(Entries with figure data)
┌──

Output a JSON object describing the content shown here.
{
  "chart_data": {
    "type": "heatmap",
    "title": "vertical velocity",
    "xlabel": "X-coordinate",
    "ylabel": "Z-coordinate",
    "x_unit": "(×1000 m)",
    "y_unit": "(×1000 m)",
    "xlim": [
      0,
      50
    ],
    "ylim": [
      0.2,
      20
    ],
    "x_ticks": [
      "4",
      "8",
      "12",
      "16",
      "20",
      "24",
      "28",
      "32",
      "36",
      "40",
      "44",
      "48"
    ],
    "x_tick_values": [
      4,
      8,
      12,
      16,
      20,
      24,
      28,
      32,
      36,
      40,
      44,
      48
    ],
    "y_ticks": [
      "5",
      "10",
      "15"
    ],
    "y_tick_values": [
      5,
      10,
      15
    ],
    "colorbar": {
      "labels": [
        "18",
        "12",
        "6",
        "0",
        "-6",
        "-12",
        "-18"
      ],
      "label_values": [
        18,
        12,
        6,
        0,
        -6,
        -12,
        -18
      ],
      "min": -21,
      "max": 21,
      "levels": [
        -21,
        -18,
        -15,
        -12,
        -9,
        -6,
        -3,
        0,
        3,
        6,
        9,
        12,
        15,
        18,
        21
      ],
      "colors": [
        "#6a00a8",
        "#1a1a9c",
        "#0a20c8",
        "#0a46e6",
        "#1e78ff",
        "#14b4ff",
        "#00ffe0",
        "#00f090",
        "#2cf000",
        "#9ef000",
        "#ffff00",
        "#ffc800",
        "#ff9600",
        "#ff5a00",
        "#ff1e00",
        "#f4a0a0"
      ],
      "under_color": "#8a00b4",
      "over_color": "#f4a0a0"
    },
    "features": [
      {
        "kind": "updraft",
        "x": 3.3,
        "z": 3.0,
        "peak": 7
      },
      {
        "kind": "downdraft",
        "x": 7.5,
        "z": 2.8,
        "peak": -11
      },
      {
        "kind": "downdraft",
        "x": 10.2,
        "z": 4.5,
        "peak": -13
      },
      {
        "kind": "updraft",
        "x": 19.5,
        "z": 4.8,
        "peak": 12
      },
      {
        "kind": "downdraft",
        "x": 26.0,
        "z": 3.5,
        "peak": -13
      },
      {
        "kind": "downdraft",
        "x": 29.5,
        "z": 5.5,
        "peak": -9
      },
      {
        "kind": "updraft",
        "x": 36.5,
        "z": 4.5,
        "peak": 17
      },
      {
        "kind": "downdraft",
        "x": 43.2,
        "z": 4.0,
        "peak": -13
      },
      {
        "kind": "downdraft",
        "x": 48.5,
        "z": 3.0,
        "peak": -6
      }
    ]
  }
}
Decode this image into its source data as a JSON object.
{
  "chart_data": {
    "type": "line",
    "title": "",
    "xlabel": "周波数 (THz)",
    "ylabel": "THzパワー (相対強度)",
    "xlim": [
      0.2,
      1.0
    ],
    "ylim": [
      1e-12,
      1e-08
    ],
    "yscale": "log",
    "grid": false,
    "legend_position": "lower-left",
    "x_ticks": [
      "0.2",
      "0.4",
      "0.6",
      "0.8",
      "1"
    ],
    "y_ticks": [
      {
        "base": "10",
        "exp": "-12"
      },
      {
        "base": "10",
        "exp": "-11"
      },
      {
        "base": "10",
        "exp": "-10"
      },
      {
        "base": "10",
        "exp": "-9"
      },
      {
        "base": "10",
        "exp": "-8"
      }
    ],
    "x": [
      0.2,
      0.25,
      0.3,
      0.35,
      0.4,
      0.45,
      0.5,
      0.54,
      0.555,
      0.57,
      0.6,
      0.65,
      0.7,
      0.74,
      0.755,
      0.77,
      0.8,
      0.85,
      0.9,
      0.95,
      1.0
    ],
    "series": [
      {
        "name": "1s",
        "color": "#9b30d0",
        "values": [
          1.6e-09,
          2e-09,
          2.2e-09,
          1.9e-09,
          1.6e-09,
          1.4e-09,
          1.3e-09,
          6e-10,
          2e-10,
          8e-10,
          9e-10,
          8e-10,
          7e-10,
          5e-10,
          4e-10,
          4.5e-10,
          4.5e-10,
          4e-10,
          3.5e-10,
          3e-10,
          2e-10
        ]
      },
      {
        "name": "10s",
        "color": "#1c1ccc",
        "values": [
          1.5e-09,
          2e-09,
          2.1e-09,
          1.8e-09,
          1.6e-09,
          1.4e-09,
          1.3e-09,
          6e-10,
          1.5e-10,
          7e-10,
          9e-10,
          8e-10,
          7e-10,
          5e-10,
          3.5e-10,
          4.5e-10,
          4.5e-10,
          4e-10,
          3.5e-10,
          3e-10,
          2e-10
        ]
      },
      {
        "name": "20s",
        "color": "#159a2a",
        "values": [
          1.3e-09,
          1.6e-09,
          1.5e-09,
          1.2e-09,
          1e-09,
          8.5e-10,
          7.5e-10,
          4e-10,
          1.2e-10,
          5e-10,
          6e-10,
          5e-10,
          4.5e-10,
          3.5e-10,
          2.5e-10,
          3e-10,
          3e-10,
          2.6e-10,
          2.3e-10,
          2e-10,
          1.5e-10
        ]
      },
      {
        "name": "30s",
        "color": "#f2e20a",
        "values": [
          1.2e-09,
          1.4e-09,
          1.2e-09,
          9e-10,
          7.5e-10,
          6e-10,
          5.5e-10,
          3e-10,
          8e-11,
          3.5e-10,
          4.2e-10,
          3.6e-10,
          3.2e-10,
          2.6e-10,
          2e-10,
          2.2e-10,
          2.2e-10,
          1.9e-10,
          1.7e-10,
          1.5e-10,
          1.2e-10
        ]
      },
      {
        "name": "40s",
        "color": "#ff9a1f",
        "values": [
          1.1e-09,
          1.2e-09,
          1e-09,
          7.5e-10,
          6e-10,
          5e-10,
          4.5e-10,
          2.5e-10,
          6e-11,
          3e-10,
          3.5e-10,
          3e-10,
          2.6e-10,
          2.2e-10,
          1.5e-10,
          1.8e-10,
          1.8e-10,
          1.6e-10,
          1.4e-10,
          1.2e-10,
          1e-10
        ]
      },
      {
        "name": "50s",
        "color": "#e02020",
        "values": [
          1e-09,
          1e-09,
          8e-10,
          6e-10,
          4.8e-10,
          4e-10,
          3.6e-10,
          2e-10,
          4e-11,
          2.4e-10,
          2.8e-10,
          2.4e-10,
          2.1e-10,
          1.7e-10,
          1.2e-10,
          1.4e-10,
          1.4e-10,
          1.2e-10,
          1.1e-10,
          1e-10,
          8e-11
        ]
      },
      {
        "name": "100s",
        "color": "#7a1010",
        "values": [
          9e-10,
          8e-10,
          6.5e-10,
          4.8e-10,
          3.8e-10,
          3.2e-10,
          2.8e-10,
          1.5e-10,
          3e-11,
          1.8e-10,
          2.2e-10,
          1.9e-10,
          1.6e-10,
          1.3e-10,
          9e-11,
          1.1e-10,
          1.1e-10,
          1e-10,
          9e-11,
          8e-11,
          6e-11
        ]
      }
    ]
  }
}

└──

▸ **Job**
Print the records above in full, exactly.

▸ **Solution**
Output a JSON object describing the content shown here.
{
  "chart_data": {
    "type": "heatmap",
    "title": "vertical velocity",
    "xlabel": "X-coordinate",
    "ylabel": "Z-coordinate",
    "x_unit": "(×1000 m)",
    "y_unit": "(×1000 m)",
    "xlim": [
      0,
      50
    ],
    "ylim": [
      0.2,
      20
    ],
    "x_ticks": [
      "4",
      "8",
      "12",
      "16",
      "20",
      "24",
      "28",
      "32",
      "36",
      "40",
      "44",
      "48"
    ],
    "x_tick_values": [
      4,
      8,
      12,
      16,
      20,
      24,
      28,
      32,
      36,
      40,
      44,
      48
    ],
    "y_ticks": [
      "5",
      "10",
      "15"
    ],
    "y_tick_values": [
      5,
      10,
      15
    ],
    "colorbar": {
      "labels": [
        "18",
        "12",
        "6",
        "0",
        "-6",
        "-12",
        "-18"
      ],
      "label_values": [
        18,
        12,
        6,
        0,
        -6,
        -12,
        -18
      ],
      "min": -21,
      "max": 21,
      "levels": [
        -21,
        -18,
        -15,
        -12,
        -9,
        -6,
        -3,
        0,
        3,
        6,
        9,
        12,
        15,
        18,
        21
      ],
      "colors": [
        "#6a00a8",
        "#1a1a9c",
        "#0a20c8",
        "#0a46e6",
        "#1e78ff",
        "#14b4ff",
        "#00ffe0",
        "#00f090",
        "#2cf000",
        "#9ef000",
        "#ffff00",
        "#ffc800",
        "#ff9600",
        "#ff5a00",
        "#ff1e00",
        "#f4a0a0"
      ],
      "under_color": "#8a00b4",
      "over_color": "#f4a0a0"
    },
    "features": [
      {
        "kind": "updraft",
        "x": 3.3,
        "z": 3.0,
        "peak": 7
      },
      {
        "kind": "downdraft",
        "x": 7.5,
        "z": 2.8,
        "peak": -11
      },
      {
        "kind": "downdraft",
        "x": 10.2,
        "z": 4.5,
        "peak": -13
      },
      {
        "kind": "updraft",
        "x": 19.5,
        "z": 4.8,
        "peak": 12
      },
      {
        "kind": "downdraft",
        "x": 26.0,
        "z": 3.5,
        "peak": -13
      },
      {
        "kind": "downdraft",
        "x": 29.5,
        "z": 5.5,
        "peak": -9
      },
      {
        "kind": "updraft",
        "x": 36.5,
        "z": 4.5,
        "peak": 17
      },
      {
        "kind": "downdraft",
        "x": 43.2,
        "z": 4.0,
        "peak": -13
      },
      {
        "kind": "downdraft",
        "x": 48.5,
        "z": 3.0,
        "peak": -6
      }
    ]
  }
}
Decode this image into its source data as a JSON object.
{
  "chart_data": {
    "type": "line",
    "title": "",
    "xlabel": "周波数 (THz)",
    "ylabel": "THzパワー (相対強度)",
    "xlim": [
      0.2,
      1.0
    ],
    "ylim": [
      1e-12,
      1e-08
    ],
    "yscale": "log",
    "grid": false,
    "legend_position": "lower-left",
    "x_ticks": [
      "0.2",
      "0.4",
      "0.6",
      "0.8",
      "1"
    ],
    "y_ticks": [
      {
        "base": "10",
        "exp": "-12"
      },
      {
        "base": "10",
        "exp": "-11"
      },
      {
        "base": "10",
        "exp": "-10"
      },
      {
        "base": "10",
        "exp": "-9"
      },
      {
        "base": "10",
        "exp": "-8"
      }
    ],
    "x": [
      0.2,
      0.25,
      0.3,
      0.35,
      0.4,
      0.45,
      0.5,
      0.54,
      0.555,
      0.57,
      0.6,
      0.65,
      0.7,
      0.74,
      0.755,
      0.77,
      0.8,
      0.85,
      0.9,
      0.95,
      1.0
    ],
    "series": [
      {
        "name": "1s",
        "color": "#9b30d0",
        "values": [
          1.6e-09,
          2e-09,
          2.2e-09,
          1.9e-09,
          1.6e-09,
          1.4e-09,
          1.3e-09,
          6e-10,
          2e-10,
          8e-10,
          9e-10,
          8e-10,
          7e-10,
          5e-10,
          4e-10,
          4.5e-10,
          4.5e-10,
          4e-10,
          3.5e-10,
          3e-10,
          2e-10
        ]
      },
      {
        "name": "10s",
        "color": "#1c1ccc",
        "values": [
          1.5e-09,
          2e-09,
          2.1e-09,
          1.8e-09,
          1.6e-09,
          1.4e-09,
          1.3e-09,
          6e-10,
          1.5e-10,
          7e-10,
          9e-10,
          8e-10,
          7e-10,
          5e-10,
          3.5e-10,
          4.5e-10,
          4.5e-10,
          4e-10,
          3.5e-10,
          3e-10,
          2e-10
        ]
      },
      {
        "name": "20s",
        "color": "#159a2a",
        "values": [
          1.3e-09,
          1.6e-09,
          1.5e-09,
          1.2e-09,
          1e-09,
          8.5e-10,
          7.5e-10,
          4e-10,
          1.2e-10,
          5e-10,
          6e-10,
          5e-10,
          4.5e-10,
          3.5e-10,
          2.5e-10,
          3e-10,
          3e-10,
          2.6e-10,
          2.3e-10,
          2e-10,
          1.5e-10
        ]
      },
      {
        "name": "30s",
        "color": "#f2e20a",
        "values": [
          1.2e-09,
          1.4e-09,
          1.2e-09,
          9e-10,
          7.5e-10,
          6e-10,
          5.5e-10,
          3e-10,
          8e-11,
          3.5e-10,
          4.2e-10,
          3.6e-10,
          3.2e-10,
          2.6e-10,
          2e-10,
          2.2e-10,
          2.2e-10,
          1.9e-10,
          1.7e-10,
          1.5e-10,
          1.2e-10
        ]
      },
      {
        "name": "40s",
        "color": "#ff9a1f",
        "values": [
          1.1e-09,
          1.2e-09,
          1e-09,
          7.5e-10,
          6e-10,
          5e-10,
          4.5e-10,
          2.5e-10,
          6e-11,
          3e-10,
          3.5e-10,
          3e-10,
          2.6e-10,
          2.2e-10,
          1.5e-10,
          1.8e-10,
          1.8e-10,
          1.6e-10,
          1.4e-10,
          1.2e-10,
          1e-10
        ]
      },
      {
        "name": "50s",
        "color": "#e02020",
        "values": [
          1e-09,
          1e-09,
          8e-10,
          6e-10,
          4.8e-10,
          4e-10,
          3.6e-10,
          2e-10,
          4e-11,
          2.4e-10,
          2.8e-10,
          2.4e-10,
          2.1e-10,
          1.7e-10,
          1.2e-10,
          1.4e-10,
          1.4e-10,
          1.2e-10,
          1.1e-10,
          1e-10,
          8e-11
        ]
      },
      {
        "name": "100s",
        "color": "#7a1010",
        "values": [
          9e-10,
          8e-10,
          6.5e-10,
          4.8e-10,
          3.8e-10,
          3.2e-10,
          2.8e-10,
          1.5e-10,
          3e-11,
          1.8e-10,
          2.2e-10,
          1.9e-10,
          1.6e-10,
          1.3e-10,
          9e-11,
          1.1e-10,
          1.1e-10,
          1e-10,
          9e-11,
          8e-11,
          6e-11
        ]
      }
    ]
  }
}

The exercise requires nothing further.